## Stated goal
Give the number of lines that include the word "SATA", nothing more.

##### Input rows #####

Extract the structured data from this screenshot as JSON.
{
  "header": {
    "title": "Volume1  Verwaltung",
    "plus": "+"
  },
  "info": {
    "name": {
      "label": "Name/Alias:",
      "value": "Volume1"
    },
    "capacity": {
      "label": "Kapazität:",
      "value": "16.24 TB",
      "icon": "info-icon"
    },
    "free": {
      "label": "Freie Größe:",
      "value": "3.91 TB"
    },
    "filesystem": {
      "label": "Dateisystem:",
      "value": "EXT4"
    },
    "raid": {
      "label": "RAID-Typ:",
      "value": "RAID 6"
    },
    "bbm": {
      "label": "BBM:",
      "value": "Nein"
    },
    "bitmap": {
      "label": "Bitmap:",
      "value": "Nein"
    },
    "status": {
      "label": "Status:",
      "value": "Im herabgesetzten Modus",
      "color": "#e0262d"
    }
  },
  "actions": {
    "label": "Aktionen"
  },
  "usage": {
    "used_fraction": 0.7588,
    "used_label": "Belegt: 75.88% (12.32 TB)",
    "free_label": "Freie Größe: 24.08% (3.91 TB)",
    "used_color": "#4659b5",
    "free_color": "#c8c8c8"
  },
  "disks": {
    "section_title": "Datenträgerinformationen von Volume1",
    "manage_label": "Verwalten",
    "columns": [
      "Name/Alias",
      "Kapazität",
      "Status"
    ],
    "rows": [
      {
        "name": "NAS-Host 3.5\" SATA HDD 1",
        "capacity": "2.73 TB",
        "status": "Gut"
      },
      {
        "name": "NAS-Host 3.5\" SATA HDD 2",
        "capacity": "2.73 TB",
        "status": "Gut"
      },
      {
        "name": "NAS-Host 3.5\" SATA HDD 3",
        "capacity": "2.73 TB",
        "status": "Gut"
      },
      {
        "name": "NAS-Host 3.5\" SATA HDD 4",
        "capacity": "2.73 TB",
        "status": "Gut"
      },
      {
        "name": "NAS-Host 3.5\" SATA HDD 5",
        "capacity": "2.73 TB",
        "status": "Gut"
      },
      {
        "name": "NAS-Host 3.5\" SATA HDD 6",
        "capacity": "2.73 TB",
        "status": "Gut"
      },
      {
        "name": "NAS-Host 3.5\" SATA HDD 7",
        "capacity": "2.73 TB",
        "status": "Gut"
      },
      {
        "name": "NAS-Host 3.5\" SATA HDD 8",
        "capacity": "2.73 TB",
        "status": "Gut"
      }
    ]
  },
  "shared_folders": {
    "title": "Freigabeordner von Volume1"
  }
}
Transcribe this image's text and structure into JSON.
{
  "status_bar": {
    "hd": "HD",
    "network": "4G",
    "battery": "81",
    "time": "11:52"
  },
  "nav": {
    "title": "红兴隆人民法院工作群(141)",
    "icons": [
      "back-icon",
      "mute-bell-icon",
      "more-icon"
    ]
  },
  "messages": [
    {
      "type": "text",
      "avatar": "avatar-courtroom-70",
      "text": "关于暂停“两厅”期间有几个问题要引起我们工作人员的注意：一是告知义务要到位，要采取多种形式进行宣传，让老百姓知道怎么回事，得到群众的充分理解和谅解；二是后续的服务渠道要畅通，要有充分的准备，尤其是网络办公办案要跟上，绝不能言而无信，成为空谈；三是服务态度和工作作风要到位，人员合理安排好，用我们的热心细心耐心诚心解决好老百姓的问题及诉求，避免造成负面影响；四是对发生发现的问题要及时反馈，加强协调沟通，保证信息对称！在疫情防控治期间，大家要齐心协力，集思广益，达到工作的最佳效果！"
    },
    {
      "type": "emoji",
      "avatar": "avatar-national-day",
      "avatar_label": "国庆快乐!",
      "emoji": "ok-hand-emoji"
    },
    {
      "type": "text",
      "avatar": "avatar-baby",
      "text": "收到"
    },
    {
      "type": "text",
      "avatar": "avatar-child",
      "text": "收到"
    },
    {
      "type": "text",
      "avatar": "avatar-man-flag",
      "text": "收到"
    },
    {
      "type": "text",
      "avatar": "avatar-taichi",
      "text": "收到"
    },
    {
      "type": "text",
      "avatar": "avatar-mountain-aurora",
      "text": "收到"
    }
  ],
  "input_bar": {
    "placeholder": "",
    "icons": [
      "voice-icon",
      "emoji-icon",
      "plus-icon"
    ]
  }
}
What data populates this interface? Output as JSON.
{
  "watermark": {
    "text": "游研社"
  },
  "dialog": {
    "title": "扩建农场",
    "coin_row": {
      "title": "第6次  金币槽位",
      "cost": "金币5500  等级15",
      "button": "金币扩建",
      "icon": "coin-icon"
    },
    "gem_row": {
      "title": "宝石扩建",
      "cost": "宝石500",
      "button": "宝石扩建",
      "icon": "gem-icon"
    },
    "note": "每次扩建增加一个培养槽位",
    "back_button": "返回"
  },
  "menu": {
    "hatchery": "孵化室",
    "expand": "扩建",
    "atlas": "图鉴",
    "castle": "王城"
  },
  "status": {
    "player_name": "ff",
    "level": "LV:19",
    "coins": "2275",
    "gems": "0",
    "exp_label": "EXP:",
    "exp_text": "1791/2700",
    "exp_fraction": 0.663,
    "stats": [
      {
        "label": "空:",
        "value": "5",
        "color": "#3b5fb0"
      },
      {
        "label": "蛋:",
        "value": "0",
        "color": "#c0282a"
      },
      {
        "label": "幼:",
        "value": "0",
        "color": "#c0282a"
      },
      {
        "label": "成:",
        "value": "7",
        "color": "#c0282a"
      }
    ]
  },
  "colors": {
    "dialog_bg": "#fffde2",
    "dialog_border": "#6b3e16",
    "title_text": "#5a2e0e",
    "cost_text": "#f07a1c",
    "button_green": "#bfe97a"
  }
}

#####

## Problem solution
8